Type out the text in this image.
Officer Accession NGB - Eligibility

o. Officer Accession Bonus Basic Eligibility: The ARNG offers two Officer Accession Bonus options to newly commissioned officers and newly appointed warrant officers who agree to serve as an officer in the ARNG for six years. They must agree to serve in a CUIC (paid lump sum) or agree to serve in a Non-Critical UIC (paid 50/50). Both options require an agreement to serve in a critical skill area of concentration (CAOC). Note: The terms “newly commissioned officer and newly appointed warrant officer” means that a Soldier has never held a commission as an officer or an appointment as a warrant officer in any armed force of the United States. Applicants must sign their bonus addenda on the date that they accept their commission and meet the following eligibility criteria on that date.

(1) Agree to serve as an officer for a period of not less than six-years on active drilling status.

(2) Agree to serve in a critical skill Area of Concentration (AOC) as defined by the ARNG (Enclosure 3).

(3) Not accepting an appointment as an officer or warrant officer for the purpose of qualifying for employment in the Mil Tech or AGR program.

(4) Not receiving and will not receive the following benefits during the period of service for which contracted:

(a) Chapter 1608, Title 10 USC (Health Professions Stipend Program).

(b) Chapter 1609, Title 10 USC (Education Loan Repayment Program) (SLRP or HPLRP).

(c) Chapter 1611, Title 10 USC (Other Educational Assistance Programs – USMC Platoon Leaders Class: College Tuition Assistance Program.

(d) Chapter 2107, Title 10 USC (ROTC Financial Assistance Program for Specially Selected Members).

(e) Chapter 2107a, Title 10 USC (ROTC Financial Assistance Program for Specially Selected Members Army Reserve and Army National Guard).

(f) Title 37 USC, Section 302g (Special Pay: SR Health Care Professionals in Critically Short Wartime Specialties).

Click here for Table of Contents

**Goal:** Only lines that contain the word "skill" are wanted; copy each of them.

**Response to this exercise:**
o. Officer Accession Bonus Basic Eligibility: The ARNG offers two Officer Accession Bonus options to newly commissioned officers and newly appointed warrant officers who agree to serve as an officer in the ARNG for six years. They must agree to serve in a CUIC (paid lump sum) or agree to serve in a Non-Critical UIC (paid 50/50). Both options require an agreement to serve in a critical skill area of concentration (CAOC). Note: The terms “newly commissioned officer and newly appointed warrant officer” means that a Soldier has never held a commission as an officer or an appointment as a warrant officer in any armed force of the United States. Applicants must sign their bonus addenda on the date that they accept their commission and meet the following eligibility criteria on that date.
(2) Agree to serve in a critical skill Area of Concentration (AOC) as defined by the ARNG (Enclosure 3).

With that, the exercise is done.